Images embedded in the records are excluded; print everything else exactly as given.

** Begin **

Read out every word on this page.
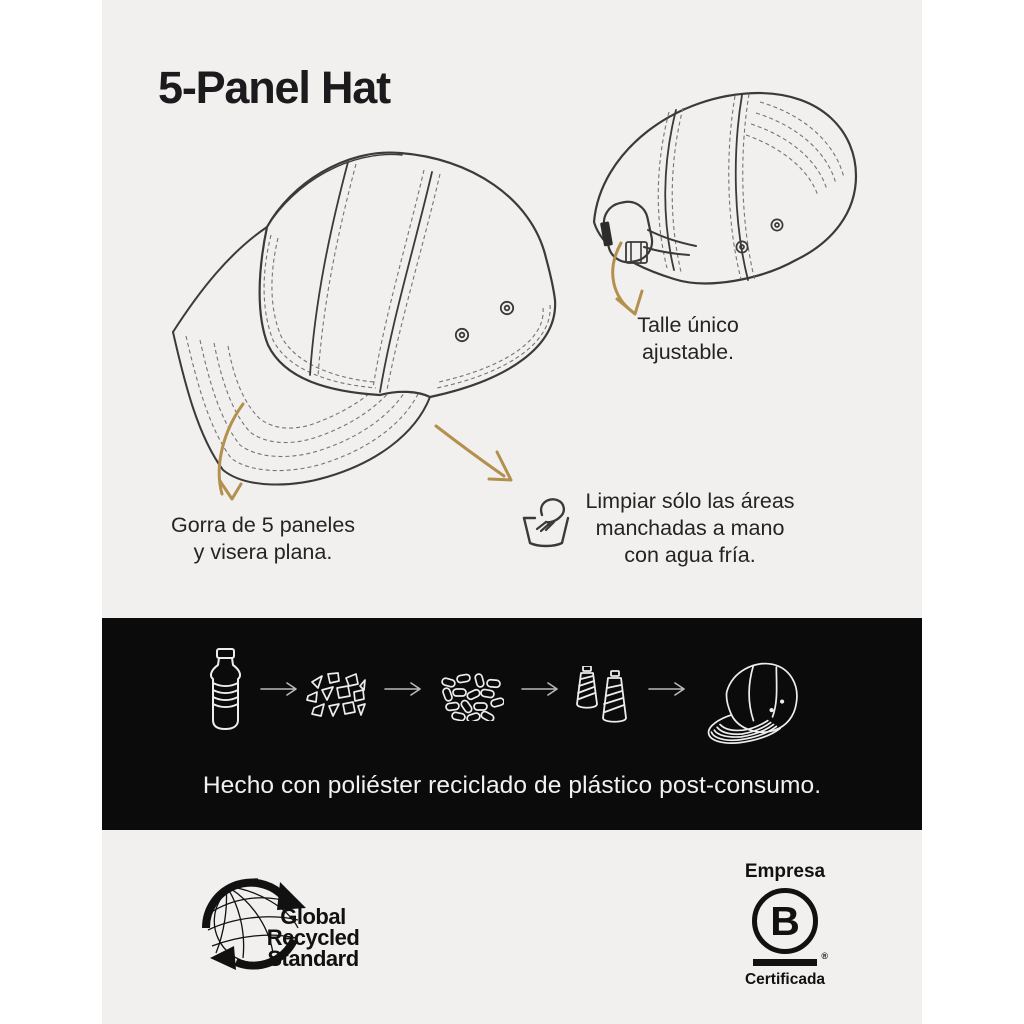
5-Panel Hat
Talle único
ajustable.
Gorra de 5 paneles
y visera plana.
Limpiar sólo las áreas
manchadas a mano
con agua fría.
Hecho con poliéster reciclado de plástico post-consumo.
Global Recycled
Standard
Empresa
B
®
Certificada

** End **

Solution for this exercise:
Read out every word on this page.
5-Panel Hat
Talle único
ajustable.
Gorra de 5 paneles
y visera plana.
Limpiar sólo las áreas
manchadas a mano
con agua fría.
Hecho con poliéster reciclado de plástico post-consumo.
Global Recycled
Standard
Empresa
B
®
Certificada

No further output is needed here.